**Entries supplied:**
+++

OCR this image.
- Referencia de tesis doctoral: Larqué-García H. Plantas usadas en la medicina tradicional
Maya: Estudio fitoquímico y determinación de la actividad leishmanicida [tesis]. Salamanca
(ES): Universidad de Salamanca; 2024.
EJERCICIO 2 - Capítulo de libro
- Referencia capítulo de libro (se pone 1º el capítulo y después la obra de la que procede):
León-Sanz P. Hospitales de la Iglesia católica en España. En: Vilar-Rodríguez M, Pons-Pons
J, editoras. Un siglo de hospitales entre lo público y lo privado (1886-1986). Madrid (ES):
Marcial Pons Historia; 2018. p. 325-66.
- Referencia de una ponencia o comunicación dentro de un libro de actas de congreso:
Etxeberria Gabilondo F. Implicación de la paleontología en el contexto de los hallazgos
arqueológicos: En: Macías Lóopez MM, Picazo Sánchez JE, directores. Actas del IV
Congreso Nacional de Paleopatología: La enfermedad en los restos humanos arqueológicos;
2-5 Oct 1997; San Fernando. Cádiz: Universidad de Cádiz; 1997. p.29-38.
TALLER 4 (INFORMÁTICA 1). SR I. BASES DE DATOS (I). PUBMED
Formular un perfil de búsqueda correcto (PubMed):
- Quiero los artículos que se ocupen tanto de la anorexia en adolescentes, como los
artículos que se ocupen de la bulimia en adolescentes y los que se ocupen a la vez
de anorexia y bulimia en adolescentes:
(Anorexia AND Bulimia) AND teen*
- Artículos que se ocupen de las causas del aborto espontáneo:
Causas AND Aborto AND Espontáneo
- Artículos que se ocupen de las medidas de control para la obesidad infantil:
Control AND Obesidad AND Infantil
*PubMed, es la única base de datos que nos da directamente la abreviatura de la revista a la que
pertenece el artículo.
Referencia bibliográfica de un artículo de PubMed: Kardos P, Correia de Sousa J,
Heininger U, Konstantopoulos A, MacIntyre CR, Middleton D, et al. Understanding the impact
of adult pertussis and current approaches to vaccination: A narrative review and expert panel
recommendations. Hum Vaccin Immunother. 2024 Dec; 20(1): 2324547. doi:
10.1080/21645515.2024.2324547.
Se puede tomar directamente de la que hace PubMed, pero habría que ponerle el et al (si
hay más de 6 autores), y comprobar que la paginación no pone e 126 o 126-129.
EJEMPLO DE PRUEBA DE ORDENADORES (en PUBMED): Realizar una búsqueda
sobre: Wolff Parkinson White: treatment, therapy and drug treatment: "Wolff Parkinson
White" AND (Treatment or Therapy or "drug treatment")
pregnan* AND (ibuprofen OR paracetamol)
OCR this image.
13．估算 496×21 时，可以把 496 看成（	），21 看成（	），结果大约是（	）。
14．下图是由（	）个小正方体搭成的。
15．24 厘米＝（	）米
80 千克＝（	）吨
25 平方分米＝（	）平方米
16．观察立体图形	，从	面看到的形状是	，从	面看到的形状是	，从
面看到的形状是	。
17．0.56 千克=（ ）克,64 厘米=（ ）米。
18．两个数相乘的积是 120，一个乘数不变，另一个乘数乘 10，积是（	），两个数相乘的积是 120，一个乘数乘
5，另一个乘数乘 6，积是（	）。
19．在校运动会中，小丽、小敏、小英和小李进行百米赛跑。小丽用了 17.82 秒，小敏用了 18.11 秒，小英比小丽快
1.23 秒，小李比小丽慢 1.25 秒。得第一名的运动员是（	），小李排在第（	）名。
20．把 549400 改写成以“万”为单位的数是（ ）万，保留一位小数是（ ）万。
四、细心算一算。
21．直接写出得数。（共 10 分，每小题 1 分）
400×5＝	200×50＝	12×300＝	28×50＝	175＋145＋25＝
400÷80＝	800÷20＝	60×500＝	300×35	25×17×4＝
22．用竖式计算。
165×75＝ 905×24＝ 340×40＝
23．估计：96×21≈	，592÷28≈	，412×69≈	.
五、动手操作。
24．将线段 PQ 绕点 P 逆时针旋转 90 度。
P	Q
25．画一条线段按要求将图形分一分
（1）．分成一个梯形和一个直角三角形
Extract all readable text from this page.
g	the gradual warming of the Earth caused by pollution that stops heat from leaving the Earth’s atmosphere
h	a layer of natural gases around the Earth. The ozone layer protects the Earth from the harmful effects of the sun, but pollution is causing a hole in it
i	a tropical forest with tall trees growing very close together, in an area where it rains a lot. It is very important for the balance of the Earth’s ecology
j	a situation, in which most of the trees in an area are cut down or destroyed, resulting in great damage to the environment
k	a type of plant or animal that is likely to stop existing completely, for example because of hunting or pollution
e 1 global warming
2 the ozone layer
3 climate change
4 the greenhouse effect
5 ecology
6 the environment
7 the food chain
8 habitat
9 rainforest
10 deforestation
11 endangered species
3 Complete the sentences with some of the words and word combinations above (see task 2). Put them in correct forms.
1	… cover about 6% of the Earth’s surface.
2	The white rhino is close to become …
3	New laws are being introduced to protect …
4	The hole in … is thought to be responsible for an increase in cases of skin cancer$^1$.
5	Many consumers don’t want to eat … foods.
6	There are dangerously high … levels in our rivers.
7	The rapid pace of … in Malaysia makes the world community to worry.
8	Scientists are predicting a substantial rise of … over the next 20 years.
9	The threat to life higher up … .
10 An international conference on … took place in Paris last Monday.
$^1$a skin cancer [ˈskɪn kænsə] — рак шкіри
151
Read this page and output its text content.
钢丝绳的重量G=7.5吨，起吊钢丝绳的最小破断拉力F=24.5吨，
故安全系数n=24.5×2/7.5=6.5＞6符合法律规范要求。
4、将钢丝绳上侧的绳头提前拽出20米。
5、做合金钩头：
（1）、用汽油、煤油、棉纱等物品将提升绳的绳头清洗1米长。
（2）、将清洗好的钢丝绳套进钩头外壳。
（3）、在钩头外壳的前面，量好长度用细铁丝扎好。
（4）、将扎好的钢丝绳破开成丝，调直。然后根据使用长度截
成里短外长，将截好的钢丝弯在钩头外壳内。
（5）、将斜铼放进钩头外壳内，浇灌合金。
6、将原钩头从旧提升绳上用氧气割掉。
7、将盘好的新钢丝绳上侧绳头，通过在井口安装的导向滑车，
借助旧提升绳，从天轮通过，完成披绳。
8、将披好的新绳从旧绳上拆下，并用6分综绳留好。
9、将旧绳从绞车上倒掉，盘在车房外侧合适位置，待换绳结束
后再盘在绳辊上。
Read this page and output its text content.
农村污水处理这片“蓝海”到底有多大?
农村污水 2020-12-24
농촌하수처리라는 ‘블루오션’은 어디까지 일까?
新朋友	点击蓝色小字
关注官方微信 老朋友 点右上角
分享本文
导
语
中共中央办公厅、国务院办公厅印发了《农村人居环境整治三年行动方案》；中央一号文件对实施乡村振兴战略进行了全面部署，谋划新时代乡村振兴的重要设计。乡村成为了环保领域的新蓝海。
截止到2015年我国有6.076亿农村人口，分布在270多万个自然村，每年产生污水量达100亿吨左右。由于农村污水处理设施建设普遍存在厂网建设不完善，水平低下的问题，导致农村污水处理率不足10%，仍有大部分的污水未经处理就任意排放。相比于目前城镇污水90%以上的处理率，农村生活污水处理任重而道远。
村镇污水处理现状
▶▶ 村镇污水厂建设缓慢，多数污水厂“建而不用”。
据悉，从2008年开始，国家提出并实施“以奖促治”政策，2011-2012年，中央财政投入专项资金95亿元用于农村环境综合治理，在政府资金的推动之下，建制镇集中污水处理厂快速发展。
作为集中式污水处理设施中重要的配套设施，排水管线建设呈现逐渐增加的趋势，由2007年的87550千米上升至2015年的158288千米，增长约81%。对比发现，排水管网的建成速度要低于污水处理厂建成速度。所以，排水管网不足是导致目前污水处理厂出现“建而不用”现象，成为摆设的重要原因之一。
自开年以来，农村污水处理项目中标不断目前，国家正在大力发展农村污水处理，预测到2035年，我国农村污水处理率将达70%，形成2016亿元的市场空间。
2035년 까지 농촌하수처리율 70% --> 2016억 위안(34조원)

+++

Gather each line from the entries above that includes the word "cancer".

**Solution for this exercise:**
4	The hole in … is thought to be responsible for an increase in cases of skin cancer$^1$.
$^1$a skin cancer [ˈskɪn kænsə] — рак шкіри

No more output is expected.